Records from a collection
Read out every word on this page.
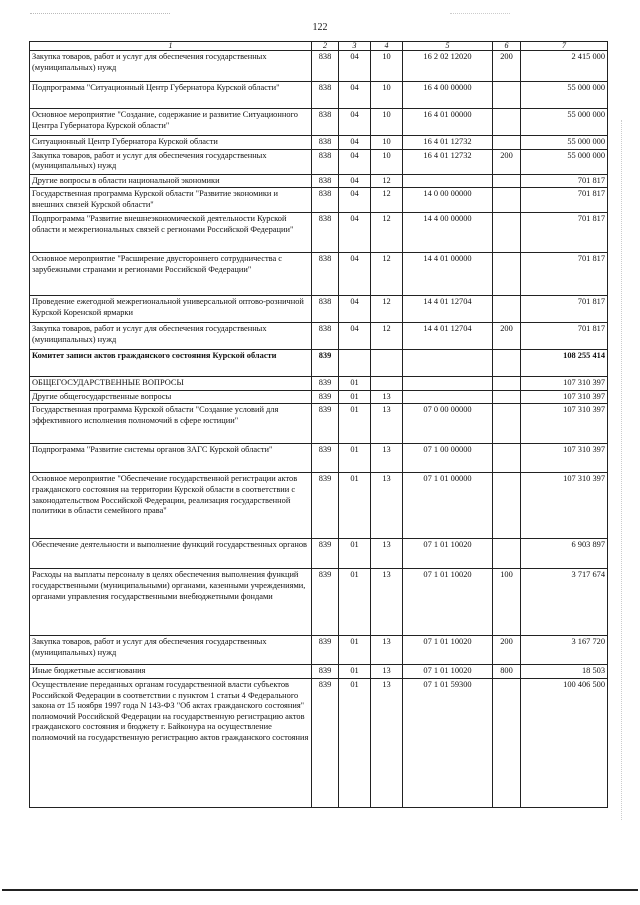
122
1	2	3	4	5	6	7
Закупка товаров, работ и услуг для обеспечения государственных (муниципальных) нужд	838	04	10	16 2 02 12020	200	2 415 000
Подпрограмма "Ситуационный Центр Губернатора Курской области"	838	04	10	16 4 00 00000		55 000 000
Основное мероприятие "Создание, содержание и развитие Ситуационного Центра Губернатора Курской области"	838	04	10	16 4 01 00000		55 000 000
Ситуационный Центр Губернатора Курской области	838	04	10	16 4 01 12732		55 000 000
Закупка товаров, работ и услуг для обеспечения государственных (муниципальных) нужд	838	04	10	16 4 01 12732	200	55 000 000
Другие вопросы в области национальной экономики	838	04	12			701 817
Государственная программа Курской области "Развитие экономики и внешних связей Курской области"	838	04	12	14 0 00 00000		701 817
Подпрограмма "Развитие внешнеэкономической деятельности Курской области и межрегиональных связей с регионами Российской Федерации"	838	04	12	14 4 00 00000		701 817
Основное мероприятие "Расширение двустороннего сотрудничества с зарубежными странами и регионами Российской Федерации"	838	04	12	14 4 01 00000		701 817
Проведение ежегодной межрегиональной универсальной оптово-розничной Курской Коренской ярмарки	838	04	12	14 4 01 12704		701 817
Закупка товаров, работ и услуг для обеспечения государственных (муниципальных) нужд	838	04	12	14 4 01 12704	200	701 817
Комитет записи актов гражданского состояния Курской области	839					108 255 414
ОБЩЕГОСУДАРСТВЕННЫЕ ВОПРОСЫ	839	01				107 310 397
Другие общегосударственные вопросы	839	01	13			107 310 397
Государственная программа Курской области "Создание условий для эффективного исполнения полномочий в сфере юстиции"	839	01	13	07 0 00 00000		107 310 397
Подпрограмма "Развитие системы органов ЗАГС Курской области"	839	01	13	07 1 00 00000		107 310 397
Основное мероприятие "Обеспечение государственной регистрации актов гражданского состояния на территории Курской области в соответствии с законодательством Российской Федерации, реализация государственной политики в области семейного права"	839	01	13	07 1 01 00000		107 310 397
Обеспечение деятельности и выполнение функций государственных органов	839	01	13	07 1 01 10020		6 903 897
Расходы на выплаты персоналу в целях обеспечения выполнения функций государственными (муниципальными) органами, казенными учреждениями, органами управления государственными внебюджетными фондами	839	01	13	07 1 01 10020	100	3 717 674
Закупка товаров, работ и услуг для обеспечения государственных (муниципальных) нужд	839	01	13	07 1 01 10020	200	3 167 720
Иные бюджетные ассигнования	839	01	13	07 1 01 10020	800	18 503
Осуществление переданных органам государственной власти субъектов Российской Федерации в соответствии с пунктом 1 статьи 4 Федерального закона от 15 ноября 1997 года N 143-ФЗ "Об актах гражданского состояния" полномочий Российской Федерации на государственную регистрацию актов гражданского состояния и бюджету г. Байконура на осуществление полномочий на государственную регистрацию актов гражданского состояния	839	01	13	07 1 01 59300		100 406 500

Exercise details: In the data above, how many lines contain the string "Ситуационный"? Answer with the number only.

Finished exercise: 2